# What to do
Work out the number of lines containing "快速搜索". Give that number alone.

# Material to process
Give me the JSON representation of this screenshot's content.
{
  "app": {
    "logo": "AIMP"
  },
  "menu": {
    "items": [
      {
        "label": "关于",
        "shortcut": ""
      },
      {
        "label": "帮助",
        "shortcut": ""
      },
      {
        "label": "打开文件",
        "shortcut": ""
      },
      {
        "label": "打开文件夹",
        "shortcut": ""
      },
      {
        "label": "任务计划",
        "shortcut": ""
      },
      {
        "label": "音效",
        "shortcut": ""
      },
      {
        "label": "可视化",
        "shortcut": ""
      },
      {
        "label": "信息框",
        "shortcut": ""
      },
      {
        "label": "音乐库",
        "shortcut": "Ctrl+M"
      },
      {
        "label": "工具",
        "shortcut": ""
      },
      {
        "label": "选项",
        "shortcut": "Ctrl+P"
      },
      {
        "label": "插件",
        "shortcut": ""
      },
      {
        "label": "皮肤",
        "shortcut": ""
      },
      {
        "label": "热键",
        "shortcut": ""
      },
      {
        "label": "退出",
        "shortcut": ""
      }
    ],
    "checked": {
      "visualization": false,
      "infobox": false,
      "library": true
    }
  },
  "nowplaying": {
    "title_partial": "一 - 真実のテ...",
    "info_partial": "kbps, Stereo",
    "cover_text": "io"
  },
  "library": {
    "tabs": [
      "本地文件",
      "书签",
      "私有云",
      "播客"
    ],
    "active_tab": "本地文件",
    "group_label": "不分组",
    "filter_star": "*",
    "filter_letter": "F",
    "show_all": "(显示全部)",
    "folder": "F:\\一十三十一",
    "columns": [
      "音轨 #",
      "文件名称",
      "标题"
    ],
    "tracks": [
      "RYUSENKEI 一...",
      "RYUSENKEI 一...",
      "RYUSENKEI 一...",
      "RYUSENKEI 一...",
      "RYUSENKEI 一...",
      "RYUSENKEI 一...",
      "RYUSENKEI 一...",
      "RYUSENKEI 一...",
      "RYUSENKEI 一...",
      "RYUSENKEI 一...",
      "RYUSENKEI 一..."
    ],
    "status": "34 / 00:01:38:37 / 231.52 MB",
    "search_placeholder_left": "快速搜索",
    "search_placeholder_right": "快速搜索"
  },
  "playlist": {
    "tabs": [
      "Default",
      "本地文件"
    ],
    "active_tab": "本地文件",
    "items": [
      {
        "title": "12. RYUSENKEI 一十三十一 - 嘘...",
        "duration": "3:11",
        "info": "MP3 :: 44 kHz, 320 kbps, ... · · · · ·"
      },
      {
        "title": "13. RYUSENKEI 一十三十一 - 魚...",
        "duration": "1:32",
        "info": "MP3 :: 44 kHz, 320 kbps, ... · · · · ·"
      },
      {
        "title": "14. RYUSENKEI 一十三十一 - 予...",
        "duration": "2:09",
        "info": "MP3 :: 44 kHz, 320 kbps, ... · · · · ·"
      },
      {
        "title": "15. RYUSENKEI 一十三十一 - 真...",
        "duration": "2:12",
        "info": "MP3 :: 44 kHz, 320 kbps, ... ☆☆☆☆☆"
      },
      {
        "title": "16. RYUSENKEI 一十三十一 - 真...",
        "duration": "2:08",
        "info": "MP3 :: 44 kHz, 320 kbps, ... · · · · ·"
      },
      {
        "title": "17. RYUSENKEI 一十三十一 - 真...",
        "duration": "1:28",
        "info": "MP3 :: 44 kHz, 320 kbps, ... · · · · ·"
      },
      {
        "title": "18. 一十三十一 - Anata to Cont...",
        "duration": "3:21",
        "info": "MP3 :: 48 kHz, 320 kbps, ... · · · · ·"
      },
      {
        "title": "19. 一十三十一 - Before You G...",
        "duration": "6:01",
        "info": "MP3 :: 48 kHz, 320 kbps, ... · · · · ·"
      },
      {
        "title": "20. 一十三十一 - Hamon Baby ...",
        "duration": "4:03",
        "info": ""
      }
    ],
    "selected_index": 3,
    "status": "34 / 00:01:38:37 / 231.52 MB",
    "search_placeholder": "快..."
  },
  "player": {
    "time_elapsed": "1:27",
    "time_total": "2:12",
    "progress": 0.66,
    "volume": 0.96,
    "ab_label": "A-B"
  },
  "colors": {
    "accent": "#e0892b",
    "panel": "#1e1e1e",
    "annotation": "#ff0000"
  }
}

# Final result
2